Below are some records. Copy every line in them that holds "value".

**** RECORDS SUPPLIED

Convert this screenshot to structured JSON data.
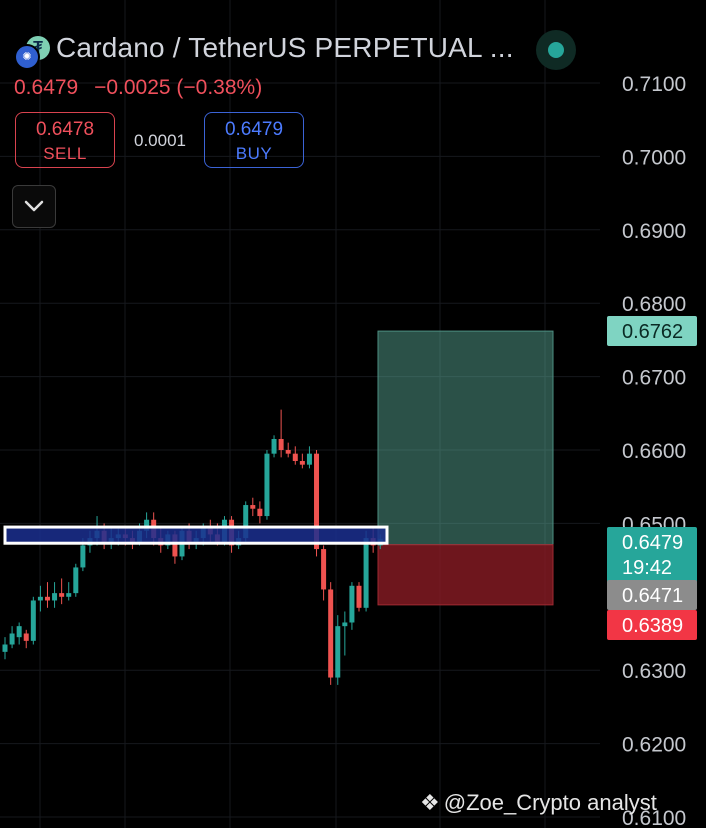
{
  "header": {
    "title": "Cardano / TetherUS PERPETUAL ...",
    "last_price": "0.6479",
    "change": "−0.0025 (−0.38%)"
  },
  "trade": {
    "sell_price": "0.6478",
    "sell_label": "SELL",
    "spread": "0.0001",
    "buy_price": "0.6479",
    "buy_label": "BUY"
  },
  "watermark": "@Zoe_Crypto analyst",
  "colors": {
    "up": "#26a69a",
    "down": "#ef5350",
    "target": "#5fb3a0",
    "stop": "#f23645",
    "zone": "#1b2f8f"
  },
  "chart_data": {
    "type": "candlestick",
    "y_axis": {
      "min": 0.61,
      "max": 0.715,
      "ticks": [
        0.71,
        0.7,
        0.69,
        0.68,
        0.67,
        0.66,
        0.65,
        0.63,
        0.62,
        0.61
      ],
      "tick_labels": [
        "0.7100",
        "0.7000",
        "0.6900",
        "0.6800",
        "0.6700",
        "0.6600",
        "0.6500",
        "0.6300",
        "0.6200",
        "0.6100"
      ]
    },
    "price_labels": [
      {
        "value": 0.6762,
        "text": "0.6762",
        "kind": "target"
      },
      {
        "value": 0.6479,
        "text": "0.6479",
        "sub": "19:42",
        "kind": "last"
      },
      {
        "value": 0.6471,
        "text": "0.6471",
        "kind": "entry"
      },
      {
        "value": 0.6389,
        "text": "0.6389",
        "kind": "stop"
      }
    ],
    "candles": [
      [
        0.6325,
        0.6335,
        0.6315,
        0.6345
      ],
      [
        0.6335,
        0.635,
        0.633,
        0.636
      ],
      [
        0.6345,
        0.636,
        0.6335,
        0.6365
      ],
      [
        0.635,
        0.634,
        0.633,
        0.6355
      ],
      [
        0.634,
        0.6395,
        0.6335,
        0.64
      ],
      [
        0.6395,
        0.64,
        0.638,
        0.6415
      ],
      [
        0.64,
        0.6395,
        0.6385,
        0.642
      ],
      [
        0.6395,
        0.6405,
        0.6385,
        0.642
      ],
      [
        0.6405,
        0.64,
        0.639,
        0.6425
      ],
      [
        0.64,
        0.6405,
        0.6395,
        0.642
      ],
      [
        0.6405,
        0.644,
        0.64,
        0.6445
      ],
      [
        0.644,
        0.647,
        0.6435,
        0.648
      ],
      [
        0.647,
        0.648,
        0.646,
        0.649
      ],
      [
        0.648,
        0.649,
        0.647,
        0.651
      ],
      [
        0.649,
        0.6475,
        0.6465,
        0.65
      ],
      [
        0.6475,
        0.648,
        0.6465,
        0.6495
      ],
      [
        0.648,
        0.6485,
        0.647,
        0.6495
      ],
      [
        0.6485,
        0.648,
        0.647,
        0.6495
      ],
      [
        0.648,
        0.6475,
        0.6465,
        0.649
      ],
      [
        0.6475,
        0.649,
        0.647,
        0.65
      ],
      [
        0.649,
        0.6505,
        0.648,
        0.6515
      ],
      [
        0.6505,
        0.648,
        0.647,
        0.6515
      ],
      [
        0.648,
        0.647,
        0.646,
        0.6495
      ],
      [
        0.647,
        0.6485,
        0.6465,
        0.649
      ],
      [
        0.6485,
        0.6455,
        0.6445,
        0.649
      ],
      [
        0.6455,
        0.649,
        0.645,
        0.6495
      ],
      [
        0.649,
        0.6475,
        0.6465,
        0.65
      ],
      [
        0.6475,
        0.648,
        0.6465,
        0.649
      ],
      [
        0.648,
        0.6495,
        0.647,
        0.65
      ],
      [
        0.6495,
        0.6485,
        0.6475,
        0.6505
      ],
      [
        0.6485,
        0.6475,
        0.647,
        0.65
      ],
      [
        0.6475,
        0.6505,
        0.647,
        0.651
      ],
      [
        0.6505,
        0.647,
        0.646,
        0.651
      ],
      [
        0.647,
        0.648,
        0.6465,
        0.649
      ],
      [
        0.648,
        0.6525,
        0.6475,
        0.653
      ],
      [
        0.6525,
        0.652,
        0.651,
        0.6535
      ],
      [
        0.652,
        0.651,
        0.65,
        0.653
      ],
      [
        0.651,
        0.6595,
        0.6505,
        0.66
      ],
      [
        0.6595,
        0.6615,
        0.659,
        0.662
      ],
      [
        0.6615,
        0.66,
        0.659,
        0.6655
      ],
      [
        0.66,
        0.6595,
        0.659,
        0.661
      ],
      [
        0.6595,
        0.6585,
        0.658,
        0.6605
      ],
      [
        0.6585,
        0.658,
        0.6575,
        0.6595
      ],
      [
        0.658,
        0.6595,
        0.6575,
        0.6605
      ],
      [
        0.6595,
        0.6465,
        0.6455,
        0.66
      ],
      [
        0.6465,
        0.641,
        0.6395,
        0.647
      ],
      [
        0.641,
        0.629,
        0.628,
        0.642
      ],
      [
        0.629,
        0.636,
        0.628,
        0.6375
      ],
      [
        0.636,
        0.6365,
        0.632,
        0.638
      ],
      [
        0.6365,
        0.6415,
        0.6355,
        0.642
      ],
      [
        0.6415,
        0.6385,
        0.638,
        0.642
      ],
      [
        0.6385,
        0.648,
        0.638,
        0.649
      ],
      [
        0.648,
        0.647,
        0.646,
        0.6495
      ],
      [
        0.647,
        0.6479,
        0.6465,
        0.6485
      ]
    ],
    "support_zone": {
      "low": 0.6473,
      "high": 0.6495
    },
    "position": {
      "entry": 0.6471,
      "target": 0.6762,
      "stop": 0.6389
    }
  }
}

********

| RESULT |
        "value": 0.6762,
        "value": 0.6479,
        "value": 0.6471,
        "value": 0.6389,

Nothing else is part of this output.